(Raw records)
——

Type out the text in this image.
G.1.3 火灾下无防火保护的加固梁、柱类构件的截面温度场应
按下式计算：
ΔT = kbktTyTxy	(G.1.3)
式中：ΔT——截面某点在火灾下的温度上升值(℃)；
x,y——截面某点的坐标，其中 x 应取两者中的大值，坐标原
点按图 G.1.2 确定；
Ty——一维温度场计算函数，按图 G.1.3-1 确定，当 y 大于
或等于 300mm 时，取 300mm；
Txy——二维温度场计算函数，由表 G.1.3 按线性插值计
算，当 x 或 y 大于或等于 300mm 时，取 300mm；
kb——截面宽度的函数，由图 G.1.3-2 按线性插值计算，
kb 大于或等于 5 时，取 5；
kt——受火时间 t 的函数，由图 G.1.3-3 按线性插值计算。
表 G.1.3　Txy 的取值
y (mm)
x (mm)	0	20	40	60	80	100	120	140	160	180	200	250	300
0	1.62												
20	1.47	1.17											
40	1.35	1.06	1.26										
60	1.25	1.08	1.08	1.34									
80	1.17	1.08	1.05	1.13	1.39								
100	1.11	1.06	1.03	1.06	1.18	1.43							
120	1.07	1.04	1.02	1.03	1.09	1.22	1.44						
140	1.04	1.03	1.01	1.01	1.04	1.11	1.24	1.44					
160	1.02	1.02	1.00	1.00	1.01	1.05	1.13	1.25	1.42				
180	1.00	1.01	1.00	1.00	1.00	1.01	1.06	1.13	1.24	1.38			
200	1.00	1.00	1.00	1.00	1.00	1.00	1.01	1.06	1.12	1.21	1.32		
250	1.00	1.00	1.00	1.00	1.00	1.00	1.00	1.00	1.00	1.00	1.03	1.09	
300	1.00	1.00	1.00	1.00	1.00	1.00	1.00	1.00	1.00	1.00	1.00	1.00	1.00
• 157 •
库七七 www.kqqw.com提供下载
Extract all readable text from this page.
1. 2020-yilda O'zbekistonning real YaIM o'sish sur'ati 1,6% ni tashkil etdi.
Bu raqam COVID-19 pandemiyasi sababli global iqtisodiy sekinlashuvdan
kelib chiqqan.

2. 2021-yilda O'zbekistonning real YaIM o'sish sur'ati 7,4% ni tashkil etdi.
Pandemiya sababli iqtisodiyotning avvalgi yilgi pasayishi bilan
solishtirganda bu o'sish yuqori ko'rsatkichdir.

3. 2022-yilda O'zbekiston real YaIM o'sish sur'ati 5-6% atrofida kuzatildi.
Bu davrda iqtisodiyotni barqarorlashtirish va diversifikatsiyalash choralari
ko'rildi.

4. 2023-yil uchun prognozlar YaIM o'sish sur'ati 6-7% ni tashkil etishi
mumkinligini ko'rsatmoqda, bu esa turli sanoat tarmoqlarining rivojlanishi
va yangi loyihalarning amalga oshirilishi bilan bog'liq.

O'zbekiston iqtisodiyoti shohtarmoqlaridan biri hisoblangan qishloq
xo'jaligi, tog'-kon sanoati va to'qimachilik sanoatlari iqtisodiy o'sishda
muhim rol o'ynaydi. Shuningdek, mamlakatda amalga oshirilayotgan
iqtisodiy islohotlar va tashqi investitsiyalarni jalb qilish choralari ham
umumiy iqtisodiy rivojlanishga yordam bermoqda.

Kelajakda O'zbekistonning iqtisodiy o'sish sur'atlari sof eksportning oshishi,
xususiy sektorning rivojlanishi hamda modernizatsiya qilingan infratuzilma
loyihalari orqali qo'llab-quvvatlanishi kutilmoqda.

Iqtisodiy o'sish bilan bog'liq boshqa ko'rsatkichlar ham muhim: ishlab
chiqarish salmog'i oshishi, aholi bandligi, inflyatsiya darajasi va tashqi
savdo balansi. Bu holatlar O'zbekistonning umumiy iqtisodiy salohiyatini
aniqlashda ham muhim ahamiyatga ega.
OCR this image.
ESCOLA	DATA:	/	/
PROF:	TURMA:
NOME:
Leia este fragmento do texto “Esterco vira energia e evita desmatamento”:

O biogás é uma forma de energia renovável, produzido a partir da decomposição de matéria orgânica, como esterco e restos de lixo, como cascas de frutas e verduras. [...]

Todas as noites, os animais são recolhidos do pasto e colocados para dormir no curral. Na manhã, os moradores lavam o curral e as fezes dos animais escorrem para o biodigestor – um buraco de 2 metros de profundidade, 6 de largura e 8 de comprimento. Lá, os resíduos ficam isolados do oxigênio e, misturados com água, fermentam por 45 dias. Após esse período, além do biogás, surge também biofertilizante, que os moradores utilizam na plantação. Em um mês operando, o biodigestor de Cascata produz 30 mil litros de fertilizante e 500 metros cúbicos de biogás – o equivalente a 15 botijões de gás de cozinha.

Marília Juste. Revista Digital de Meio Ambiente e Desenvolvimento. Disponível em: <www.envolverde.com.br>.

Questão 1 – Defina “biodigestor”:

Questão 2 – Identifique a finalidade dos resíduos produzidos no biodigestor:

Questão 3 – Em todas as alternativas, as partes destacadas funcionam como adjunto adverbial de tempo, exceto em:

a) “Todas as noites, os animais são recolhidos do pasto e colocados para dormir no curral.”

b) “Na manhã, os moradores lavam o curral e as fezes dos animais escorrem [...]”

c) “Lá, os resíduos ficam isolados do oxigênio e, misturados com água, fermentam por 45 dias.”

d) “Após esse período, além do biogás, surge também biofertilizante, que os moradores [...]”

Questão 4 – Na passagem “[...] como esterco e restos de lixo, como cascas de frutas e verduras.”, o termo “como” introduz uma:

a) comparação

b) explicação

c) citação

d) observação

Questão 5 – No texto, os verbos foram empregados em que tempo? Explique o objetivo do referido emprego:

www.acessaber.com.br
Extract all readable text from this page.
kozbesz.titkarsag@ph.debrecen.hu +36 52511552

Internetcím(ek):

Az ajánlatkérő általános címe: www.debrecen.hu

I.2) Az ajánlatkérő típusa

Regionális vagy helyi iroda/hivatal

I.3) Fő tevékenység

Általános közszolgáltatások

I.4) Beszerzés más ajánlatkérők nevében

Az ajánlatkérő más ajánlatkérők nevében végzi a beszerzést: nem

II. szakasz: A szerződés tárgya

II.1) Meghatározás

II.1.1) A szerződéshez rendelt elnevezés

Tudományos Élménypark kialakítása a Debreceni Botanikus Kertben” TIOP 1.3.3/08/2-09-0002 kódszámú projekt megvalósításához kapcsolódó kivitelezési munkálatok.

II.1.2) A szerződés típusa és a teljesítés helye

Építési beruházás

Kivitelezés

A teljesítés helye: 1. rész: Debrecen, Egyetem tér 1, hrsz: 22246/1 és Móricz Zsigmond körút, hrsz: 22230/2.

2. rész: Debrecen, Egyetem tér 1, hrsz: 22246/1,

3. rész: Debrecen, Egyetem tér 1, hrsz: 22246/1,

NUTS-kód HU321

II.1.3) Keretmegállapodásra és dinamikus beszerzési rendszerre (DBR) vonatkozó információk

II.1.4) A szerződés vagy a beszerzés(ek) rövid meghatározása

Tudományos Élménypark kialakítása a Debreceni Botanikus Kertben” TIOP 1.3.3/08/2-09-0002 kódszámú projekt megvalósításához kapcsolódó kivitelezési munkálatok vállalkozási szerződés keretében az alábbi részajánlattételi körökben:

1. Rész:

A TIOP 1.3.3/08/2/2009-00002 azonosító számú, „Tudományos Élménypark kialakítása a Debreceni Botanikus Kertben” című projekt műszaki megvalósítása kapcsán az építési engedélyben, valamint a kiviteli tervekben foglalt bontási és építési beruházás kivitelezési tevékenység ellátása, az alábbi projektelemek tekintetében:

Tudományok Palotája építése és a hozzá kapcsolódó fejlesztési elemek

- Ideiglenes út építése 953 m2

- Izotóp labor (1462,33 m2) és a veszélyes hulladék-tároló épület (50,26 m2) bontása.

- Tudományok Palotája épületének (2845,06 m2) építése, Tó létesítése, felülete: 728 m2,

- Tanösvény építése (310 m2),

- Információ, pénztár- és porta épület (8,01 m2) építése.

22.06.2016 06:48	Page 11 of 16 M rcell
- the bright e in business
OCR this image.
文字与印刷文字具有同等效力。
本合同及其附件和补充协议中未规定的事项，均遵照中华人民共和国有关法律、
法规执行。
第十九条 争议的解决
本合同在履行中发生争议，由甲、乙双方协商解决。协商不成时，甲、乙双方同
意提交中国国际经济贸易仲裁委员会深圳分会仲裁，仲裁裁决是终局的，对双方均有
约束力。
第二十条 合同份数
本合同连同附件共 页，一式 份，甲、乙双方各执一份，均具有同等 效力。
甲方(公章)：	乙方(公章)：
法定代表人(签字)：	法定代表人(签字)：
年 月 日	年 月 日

——

Identify and extract each line of the listing that contains "além".

Todas as noites, os animais são recolhidos do pasto e colocados para dormir no curral. Na manhã, os moradores lavam o curral e as fezes dos animais escorrem para o biodigestor – um buraco de 2 metros de profundidade, 6 de largura e 8 de comprimento. Lá, os resíduos ficam isolados do oxigênio e, misturados com água, fermentam por 45 dias. Após esse período, além do biogás, surge também biofertilizante, que os moradores utilizam na plantação. Em um mês operando, o biodigestor de Cascata produz 30 mil litros de fertilizante e 500 metros cúbicos de biogás – o equivalente a 15 botijões de gás de cozinha.
d) “Após esse período, além do biogás, surge também biofertilizante, que os moradores [...]”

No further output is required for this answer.